▶ _Dataset items_:

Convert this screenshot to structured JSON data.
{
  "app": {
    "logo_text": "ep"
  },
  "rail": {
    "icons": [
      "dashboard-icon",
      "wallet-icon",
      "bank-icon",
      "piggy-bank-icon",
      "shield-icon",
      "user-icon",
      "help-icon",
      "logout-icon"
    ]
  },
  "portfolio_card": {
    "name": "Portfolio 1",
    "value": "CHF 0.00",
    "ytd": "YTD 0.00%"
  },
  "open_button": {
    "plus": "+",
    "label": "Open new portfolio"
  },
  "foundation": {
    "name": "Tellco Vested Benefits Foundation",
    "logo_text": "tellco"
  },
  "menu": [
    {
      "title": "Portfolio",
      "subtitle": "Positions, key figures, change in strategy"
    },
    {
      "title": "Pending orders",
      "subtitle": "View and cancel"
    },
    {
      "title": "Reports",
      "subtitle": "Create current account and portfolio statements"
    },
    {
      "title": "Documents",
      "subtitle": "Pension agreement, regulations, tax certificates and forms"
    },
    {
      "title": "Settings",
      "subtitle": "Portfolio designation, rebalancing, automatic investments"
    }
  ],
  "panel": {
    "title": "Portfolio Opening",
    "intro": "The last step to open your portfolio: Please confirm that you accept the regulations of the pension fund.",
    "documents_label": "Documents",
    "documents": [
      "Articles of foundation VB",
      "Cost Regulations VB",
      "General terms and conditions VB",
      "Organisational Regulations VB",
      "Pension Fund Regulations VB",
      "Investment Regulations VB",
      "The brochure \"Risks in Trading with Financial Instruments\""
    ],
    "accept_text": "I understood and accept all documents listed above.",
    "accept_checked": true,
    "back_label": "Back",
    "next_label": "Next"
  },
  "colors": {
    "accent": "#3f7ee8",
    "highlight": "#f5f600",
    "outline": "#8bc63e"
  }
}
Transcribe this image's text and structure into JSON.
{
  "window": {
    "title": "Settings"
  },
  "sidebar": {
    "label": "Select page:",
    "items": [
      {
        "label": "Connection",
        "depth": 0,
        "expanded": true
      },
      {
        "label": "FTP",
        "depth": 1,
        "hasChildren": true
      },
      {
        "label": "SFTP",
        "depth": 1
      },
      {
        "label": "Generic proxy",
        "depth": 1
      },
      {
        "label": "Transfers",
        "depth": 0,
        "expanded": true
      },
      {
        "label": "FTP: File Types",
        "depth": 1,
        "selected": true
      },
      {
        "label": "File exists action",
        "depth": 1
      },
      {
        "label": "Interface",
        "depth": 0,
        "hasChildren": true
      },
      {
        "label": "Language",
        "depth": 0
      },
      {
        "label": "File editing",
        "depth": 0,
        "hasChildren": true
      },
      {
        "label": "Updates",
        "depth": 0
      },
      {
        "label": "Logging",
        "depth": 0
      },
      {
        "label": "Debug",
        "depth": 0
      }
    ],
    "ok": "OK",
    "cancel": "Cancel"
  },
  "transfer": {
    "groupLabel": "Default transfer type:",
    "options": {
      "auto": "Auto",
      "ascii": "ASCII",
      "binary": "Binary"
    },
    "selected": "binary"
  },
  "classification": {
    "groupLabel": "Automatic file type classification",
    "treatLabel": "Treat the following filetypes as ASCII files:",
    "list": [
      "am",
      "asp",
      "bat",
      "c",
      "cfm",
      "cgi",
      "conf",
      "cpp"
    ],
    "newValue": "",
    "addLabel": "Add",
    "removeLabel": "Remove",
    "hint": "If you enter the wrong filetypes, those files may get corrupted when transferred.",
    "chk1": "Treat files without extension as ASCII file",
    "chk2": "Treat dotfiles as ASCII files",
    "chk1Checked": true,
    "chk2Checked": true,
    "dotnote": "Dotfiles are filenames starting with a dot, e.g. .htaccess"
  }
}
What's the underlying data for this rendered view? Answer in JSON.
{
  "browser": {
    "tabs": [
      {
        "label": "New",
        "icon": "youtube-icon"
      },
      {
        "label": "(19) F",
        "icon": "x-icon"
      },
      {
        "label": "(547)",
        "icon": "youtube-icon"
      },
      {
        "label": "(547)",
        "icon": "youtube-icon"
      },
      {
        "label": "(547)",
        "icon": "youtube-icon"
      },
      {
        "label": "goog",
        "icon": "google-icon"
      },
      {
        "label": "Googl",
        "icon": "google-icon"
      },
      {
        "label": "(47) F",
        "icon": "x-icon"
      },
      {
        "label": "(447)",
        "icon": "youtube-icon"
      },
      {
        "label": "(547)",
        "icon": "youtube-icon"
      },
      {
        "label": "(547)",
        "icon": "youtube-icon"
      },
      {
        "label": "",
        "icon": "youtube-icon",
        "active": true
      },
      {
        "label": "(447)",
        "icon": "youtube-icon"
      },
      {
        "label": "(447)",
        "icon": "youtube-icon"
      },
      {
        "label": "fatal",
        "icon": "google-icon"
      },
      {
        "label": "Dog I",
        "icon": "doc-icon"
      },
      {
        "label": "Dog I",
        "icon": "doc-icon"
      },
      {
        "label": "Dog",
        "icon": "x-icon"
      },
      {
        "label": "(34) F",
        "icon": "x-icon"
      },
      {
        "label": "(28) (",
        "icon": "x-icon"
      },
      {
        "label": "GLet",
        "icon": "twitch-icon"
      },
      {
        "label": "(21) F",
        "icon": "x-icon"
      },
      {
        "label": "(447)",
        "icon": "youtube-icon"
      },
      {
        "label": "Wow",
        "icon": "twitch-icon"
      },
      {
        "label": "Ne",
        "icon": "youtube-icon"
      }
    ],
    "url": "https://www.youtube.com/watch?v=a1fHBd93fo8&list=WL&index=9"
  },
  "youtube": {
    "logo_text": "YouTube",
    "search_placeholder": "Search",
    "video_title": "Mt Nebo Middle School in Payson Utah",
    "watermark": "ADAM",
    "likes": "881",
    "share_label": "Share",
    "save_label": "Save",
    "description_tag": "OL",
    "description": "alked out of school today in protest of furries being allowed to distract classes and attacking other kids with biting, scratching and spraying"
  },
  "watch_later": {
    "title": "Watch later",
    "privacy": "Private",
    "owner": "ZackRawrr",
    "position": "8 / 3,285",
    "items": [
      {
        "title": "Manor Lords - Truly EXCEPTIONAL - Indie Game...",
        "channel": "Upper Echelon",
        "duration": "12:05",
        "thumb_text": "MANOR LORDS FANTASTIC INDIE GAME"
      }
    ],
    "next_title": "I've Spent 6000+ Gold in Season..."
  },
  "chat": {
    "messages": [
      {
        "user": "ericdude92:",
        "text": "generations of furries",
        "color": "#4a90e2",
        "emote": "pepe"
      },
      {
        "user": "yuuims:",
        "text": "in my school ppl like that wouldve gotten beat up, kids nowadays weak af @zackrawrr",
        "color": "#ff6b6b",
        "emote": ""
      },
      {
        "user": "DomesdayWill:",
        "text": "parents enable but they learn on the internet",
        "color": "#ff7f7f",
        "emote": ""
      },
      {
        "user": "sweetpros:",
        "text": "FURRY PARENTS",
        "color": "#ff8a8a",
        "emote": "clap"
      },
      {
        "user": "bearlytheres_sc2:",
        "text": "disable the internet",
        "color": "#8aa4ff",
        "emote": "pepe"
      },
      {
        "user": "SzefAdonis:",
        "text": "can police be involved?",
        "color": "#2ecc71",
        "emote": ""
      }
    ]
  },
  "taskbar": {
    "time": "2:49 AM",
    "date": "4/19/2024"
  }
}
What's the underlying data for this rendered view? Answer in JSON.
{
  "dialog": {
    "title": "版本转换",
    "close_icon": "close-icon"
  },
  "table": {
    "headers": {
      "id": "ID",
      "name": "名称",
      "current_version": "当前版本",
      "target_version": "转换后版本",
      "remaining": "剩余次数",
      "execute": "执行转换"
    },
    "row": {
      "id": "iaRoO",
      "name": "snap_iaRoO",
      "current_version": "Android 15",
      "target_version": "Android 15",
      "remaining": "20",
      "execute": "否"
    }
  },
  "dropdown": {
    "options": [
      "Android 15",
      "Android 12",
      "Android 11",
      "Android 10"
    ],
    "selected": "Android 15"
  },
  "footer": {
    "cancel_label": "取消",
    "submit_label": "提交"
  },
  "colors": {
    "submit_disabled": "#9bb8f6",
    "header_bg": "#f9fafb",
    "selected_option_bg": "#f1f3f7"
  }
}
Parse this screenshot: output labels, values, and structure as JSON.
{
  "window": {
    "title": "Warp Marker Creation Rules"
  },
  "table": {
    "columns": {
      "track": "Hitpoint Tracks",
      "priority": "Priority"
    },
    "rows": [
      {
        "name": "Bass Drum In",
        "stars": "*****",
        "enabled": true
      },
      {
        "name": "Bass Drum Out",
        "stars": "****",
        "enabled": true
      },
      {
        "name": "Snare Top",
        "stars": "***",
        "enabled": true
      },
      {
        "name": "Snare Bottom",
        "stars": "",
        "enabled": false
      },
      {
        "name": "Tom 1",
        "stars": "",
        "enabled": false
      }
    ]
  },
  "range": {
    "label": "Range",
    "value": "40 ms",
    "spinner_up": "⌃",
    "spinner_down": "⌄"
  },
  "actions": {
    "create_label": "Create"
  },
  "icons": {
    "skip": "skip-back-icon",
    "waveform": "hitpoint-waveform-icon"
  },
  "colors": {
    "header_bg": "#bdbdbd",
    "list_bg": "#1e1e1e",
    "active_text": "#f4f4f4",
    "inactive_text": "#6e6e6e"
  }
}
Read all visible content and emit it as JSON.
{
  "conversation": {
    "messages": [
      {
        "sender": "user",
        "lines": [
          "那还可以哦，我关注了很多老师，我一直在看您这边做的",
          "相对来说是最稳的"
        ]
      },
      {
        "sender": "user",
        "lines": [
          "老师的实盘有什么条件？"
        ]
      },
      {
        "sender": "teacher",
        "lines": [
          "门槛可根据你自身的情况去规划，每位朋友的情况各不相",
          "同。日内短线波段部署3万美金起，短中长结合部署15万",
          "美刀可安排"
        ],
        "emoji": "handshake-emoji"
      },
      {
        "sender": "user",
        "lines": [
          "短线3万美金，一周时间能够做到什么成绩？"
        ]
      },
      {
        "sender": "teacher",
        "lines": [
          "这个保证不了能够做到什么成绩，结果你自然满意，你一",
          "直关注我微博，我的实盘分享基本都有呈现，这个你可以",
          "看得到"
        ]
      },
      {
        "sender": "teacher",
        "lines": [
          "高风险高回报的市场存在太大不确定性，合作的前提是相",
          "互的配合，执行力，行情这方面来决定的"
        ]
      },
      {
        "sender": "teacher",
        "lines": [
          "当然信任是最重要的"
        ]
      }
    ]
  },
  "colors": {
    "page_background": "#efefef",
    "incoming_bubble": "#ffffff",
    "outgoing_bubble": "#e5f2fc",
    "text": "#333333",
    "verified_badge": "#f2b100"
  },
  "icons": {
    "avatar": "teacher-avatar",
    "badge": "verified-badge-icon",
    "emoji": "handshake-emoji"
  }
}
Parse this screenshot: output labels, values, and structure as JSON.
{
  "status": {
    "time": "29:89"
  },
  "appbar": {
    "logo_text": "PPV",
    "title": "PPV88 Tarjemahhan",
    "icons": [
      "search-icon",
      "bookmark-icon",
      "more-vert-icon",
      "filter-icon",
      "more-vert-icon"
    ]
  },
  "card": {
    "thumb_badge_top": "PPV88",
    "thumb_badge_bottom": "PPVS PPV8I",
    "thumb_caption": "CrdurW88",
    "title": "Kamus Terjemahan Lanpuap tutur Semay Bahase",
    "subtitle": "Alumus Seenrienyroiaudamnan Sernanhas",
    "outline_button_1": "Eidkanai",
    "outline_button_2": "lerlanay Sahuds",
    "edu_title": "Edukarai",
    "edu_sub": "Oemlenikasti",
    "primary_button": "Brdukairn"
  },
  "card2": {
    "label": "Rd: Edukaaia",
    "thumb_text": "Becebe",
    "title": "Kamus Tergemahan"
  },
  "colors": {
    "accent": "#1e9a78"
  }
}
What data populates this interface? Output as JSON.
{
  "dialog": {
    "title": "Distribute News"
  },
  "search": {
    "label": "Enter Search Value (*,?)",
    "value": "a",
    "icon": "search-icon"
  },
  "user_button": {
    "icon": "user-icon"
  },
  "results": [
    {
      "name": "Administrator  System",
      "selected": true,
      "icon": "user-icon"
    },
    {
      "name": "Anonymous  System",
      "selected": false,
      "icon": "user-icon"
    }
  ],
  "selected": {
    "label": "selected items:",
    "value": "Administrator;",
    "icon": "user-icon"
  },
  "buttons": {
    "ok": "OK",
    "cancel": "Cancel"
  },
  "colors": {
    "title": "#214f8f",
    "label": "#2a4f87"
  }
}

▶ _Problem details_:
Your task is to pick out every line with the string "System" and copy it.

▶ _Full solution_:
      "name": "Administrator  System",
      "name": "Anonymous  System",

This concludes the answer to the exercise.